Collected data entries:
--- Start ---
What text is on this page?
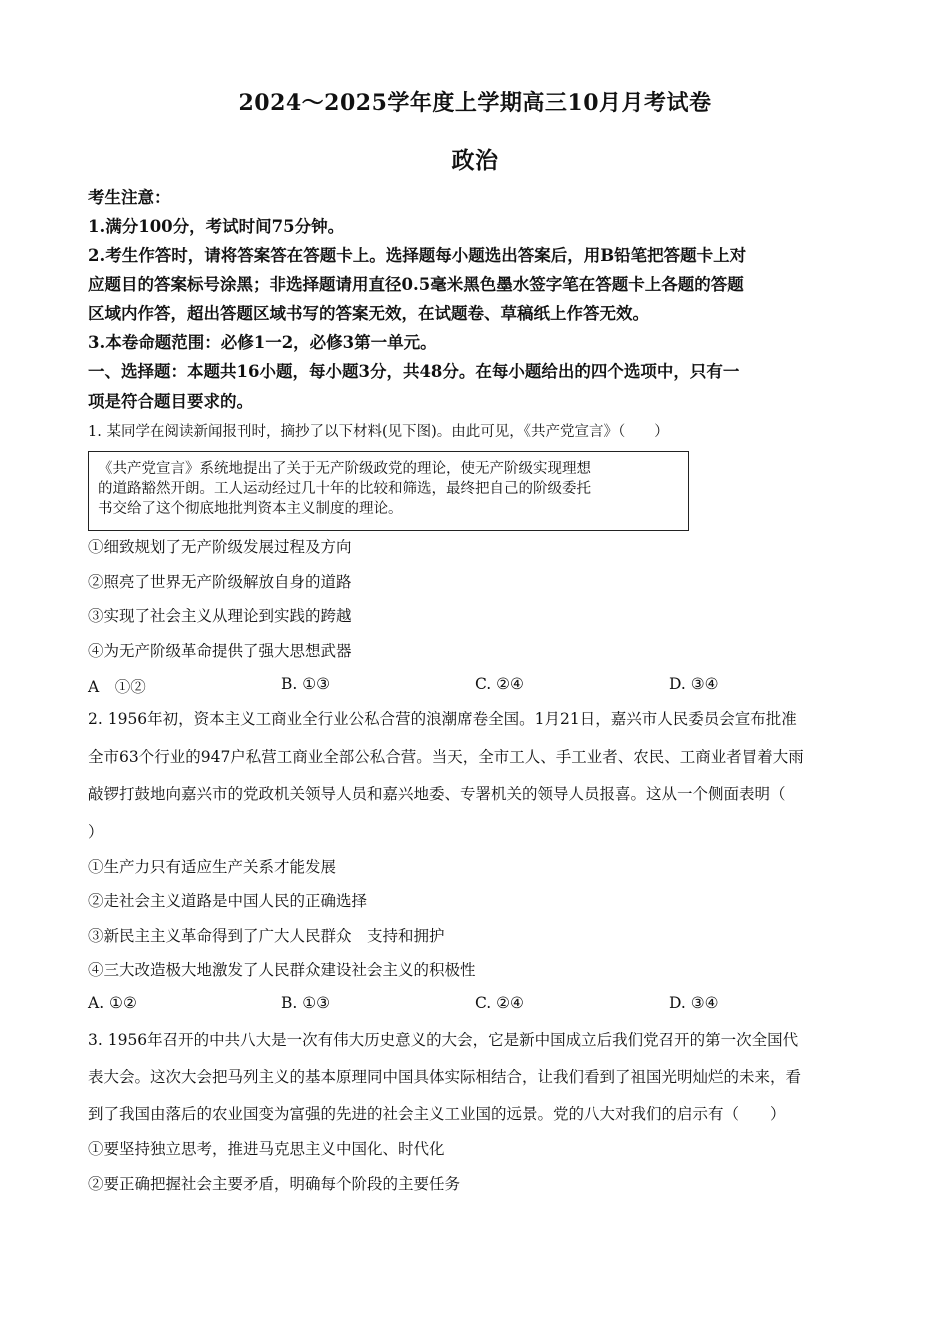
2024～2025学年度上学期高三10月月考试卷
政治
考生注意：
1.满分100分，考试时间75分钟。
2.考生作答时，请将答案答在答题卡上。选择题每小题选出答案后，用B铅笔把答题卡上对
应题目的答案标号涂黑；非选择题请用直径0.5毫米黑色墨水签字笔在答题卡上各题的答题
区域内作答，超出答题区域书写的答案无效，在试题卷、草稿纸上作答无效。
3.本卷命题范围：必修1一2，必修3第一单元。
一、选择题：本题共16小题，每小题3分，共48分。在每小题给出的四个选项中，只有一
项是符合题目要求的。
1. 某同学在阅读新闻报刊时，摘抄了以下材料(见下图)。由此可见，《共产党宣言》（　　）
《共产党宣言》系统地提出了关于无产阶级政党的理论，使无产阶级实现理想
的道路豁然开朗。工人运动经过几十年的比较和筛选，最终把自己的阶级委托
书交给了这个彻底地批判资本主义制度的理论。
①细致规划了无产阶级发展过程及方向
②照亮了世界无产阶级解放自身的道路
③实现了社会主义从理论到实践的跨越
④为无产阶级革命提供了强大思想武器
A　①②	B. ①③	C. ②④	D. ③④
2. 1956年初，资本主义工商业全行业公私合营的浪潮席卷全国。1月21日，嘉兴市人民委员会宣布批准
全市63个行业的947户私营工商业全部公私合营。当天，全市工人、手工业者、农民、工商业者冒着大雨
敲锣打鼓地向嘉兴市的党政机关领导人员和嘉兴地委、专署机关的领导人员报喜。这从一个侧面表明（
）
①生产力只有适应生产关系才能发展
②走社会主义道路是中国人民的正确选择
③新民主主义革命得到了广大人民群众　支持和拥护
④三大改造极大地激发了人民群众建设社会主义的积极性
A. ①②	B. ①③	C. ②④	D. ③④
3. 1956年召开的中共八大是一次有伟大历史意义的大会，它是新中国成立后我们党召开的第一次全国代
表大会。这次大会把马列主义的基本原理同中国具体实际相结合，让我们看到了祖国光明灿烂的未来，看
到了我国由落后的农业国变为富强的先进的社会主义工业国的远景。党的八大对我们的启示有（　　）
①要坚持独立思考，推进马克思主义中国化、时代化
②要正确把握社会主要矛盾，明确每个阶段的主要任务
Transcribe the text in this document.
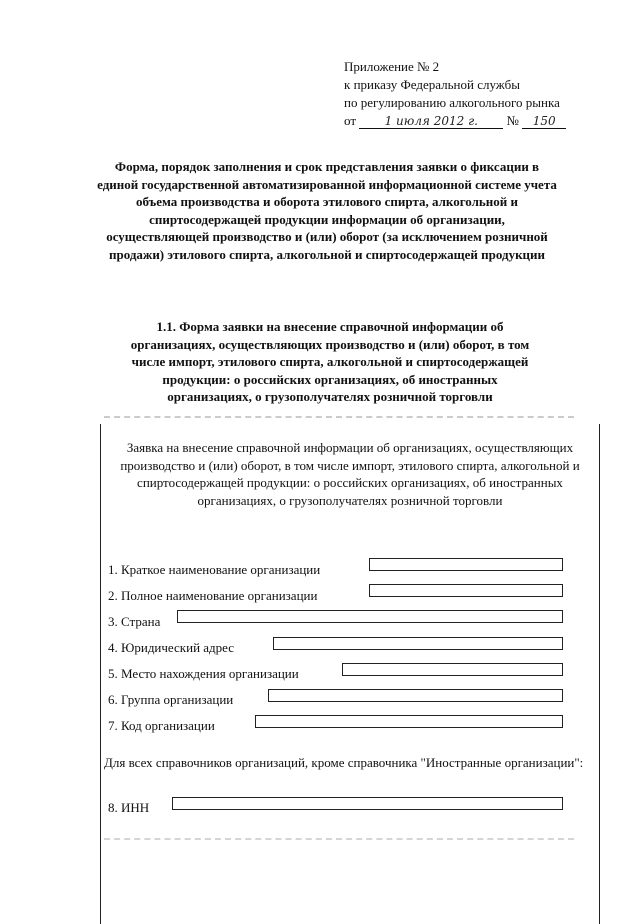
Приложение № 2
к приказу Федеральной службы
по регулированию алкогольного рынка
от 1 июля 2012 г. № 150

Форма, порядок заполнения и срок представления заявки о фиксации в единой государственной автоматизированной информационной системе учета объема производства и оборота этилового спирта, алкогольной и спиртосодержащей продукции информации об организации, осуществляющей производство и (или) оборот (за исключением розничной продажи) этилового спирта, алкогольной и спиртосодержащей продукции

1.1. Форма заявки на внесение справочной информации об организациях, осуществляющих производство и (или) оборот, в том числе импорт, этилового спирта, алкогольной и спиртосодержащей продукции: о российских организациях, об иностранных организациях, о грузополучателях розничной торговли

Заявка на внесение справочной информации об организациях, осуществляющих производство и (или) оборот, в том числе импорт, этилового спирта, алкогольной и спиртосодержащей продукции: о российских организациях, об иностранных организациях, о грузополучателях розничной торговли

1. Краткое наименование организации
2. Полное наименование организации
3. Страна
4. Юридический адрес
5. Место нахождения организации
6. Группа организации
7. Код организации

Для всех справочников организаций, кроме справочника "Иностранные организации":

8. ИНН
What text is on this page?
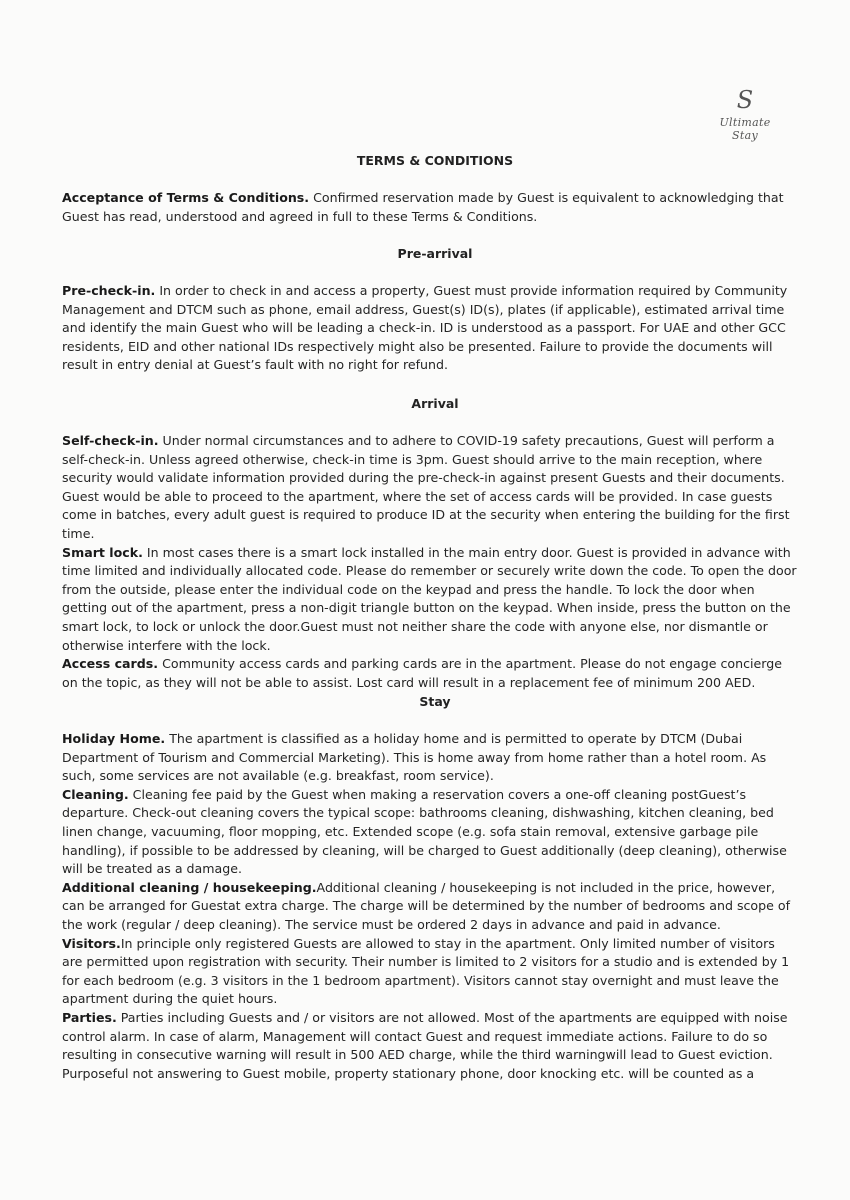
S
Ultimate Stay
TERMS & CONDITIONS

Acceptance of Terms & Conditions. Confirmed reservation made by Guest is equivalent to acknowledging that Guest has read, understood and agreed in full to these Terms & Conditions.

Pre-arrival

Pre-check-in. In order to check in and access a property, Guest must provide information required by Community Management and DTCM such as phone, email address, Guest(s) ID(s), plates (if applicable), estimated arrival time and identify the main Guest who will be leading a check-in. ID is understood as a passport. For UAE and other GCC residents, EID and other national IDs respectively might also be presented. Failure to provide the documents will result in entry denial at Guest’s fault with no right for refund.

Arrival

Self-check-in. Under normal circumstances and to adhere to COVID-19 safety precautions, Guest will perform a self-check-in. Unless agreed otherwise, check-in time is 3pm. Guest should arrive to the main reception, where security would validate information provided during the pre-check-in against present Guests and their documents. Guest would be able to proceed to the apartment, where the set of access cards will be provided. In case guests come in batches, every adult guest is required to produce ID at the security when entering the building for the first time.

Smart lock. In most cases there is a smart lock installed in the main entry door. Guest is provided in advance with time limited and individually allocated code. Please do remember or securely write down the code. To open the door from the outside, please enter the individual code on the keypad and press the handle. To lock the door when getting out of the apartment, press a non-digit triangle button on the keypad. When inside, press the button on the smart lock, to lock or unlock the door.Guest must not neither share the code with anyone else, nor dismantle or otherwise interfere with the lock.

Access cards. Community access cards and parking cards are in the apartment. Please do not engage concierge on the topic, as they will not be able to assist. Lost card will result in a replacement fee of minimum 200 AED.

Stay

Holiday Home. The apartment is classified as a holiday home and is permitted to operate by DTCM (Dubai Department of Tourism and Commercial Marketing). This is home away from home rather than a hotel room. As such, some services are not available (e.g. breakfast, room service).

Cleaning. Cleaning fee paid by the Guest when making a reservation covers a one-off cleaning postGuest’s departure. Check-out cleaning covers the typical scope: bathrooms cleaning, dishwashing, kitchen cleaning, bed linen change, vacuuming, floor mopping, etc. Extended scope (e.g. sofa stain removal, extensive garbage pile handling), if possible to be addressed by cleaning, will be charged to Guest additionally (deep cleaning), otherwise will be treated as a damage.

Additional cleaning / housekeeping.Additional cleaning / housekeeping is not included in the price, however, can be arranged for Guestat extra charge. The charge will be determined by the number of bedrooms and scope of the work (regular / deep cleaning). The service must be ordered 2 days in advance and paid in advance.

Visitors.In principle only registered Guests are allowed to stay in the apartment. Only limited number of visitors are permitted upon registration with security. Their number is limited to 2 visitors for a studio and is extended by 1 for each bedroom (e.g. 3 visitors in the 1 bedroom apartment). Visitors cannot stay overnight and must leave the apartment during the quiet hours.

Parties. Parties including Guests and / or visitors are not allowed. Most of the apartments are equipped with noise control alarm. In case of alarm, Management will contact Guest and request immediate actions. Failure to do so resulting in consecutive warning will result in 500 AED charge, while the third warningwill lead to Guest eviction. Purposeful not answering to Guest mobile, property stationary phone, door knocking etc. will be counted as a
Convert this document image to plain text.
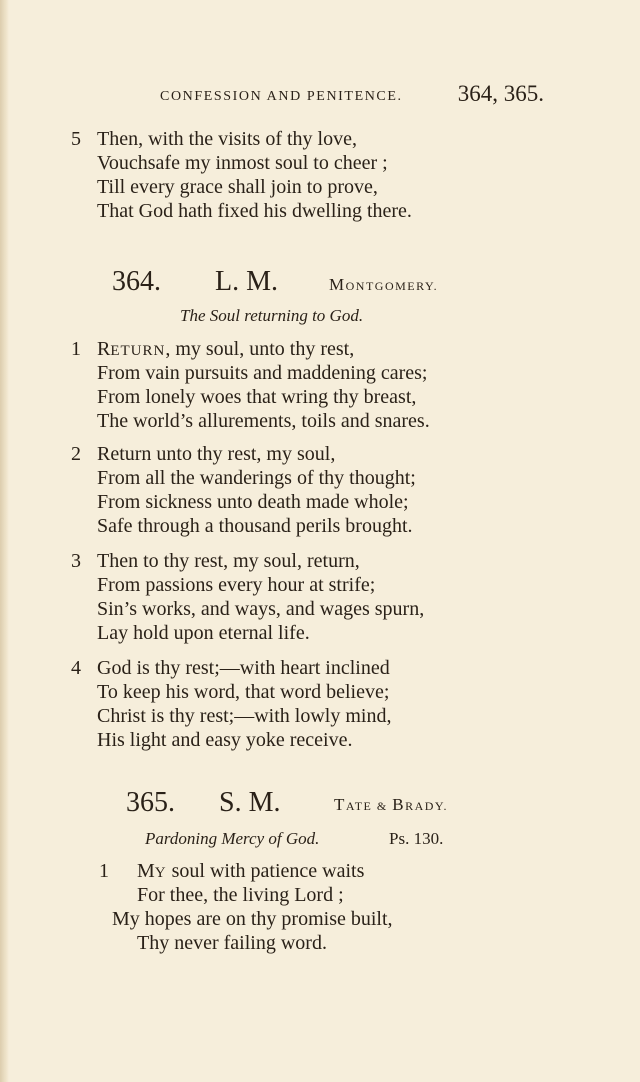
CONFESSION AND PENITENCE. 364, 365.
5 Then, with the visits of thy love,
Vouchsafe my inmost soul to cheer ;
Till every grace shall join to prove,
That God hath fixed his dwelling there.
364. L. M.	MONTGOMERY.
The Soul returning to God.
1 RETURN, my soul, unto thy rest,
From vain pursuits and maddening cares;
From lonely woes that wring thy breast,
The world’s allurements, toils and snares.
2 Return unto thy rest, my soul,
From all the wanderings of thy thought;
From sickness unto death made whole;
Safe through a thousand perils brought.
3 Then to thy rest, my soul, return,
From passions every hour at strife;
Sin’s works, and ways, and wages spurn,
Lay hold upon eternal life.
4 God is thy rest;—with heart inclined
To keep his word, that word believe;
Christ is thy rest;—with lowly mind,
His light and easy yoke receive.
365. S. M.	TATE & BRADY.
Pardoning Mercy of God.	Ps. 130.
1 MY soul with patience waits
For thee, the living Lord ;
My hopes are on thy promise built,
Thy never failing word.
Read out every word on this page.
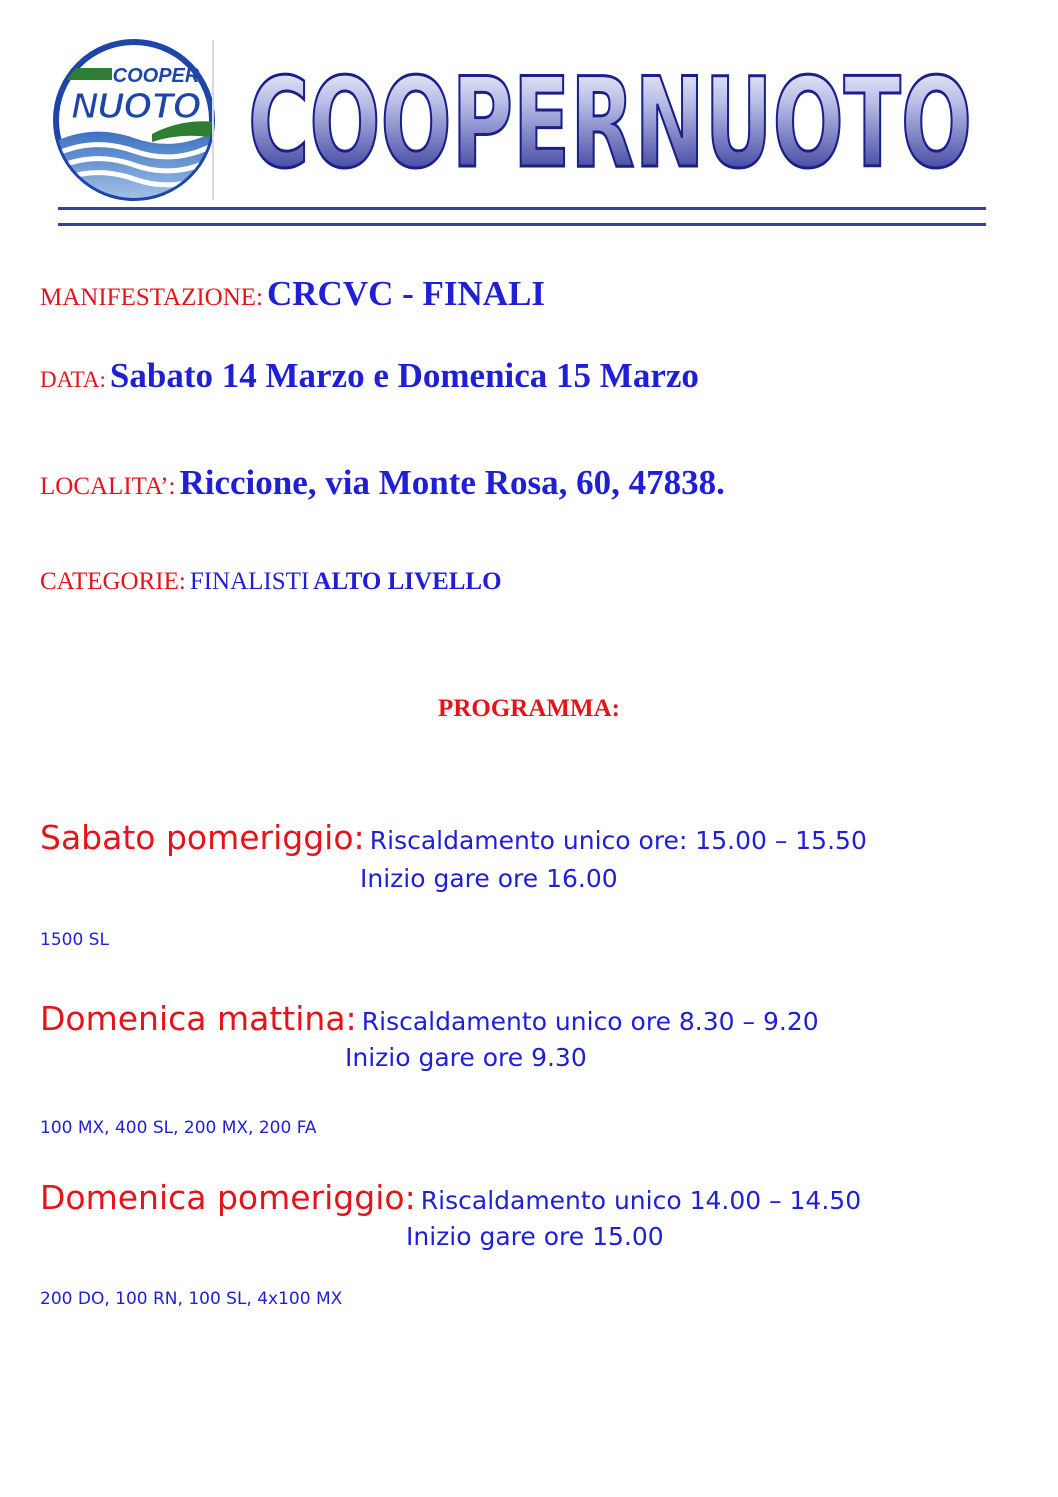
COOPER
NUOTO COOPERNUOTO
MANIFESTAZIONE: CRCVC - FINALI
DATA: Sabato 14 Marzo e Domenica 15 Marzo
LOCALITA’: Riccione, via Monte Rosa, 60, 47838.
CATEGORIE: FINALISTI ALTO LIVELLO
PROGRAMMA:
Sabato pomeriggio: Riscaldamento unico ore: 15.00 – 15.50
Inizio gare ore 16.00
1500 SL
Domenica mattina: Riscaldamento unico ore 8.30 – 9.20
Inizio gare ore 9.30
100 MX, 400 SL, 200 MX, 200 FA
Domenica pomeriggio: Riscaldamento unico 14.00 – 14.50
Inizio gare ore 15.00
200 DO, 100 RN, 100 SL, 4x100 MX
--- End ---
*Set task*:
Every line of the listing that holds "word" should be found and copied.

*Finished exercise*:
To keep his word, that word believe;
Thy never failing word.
Read out every word on this page.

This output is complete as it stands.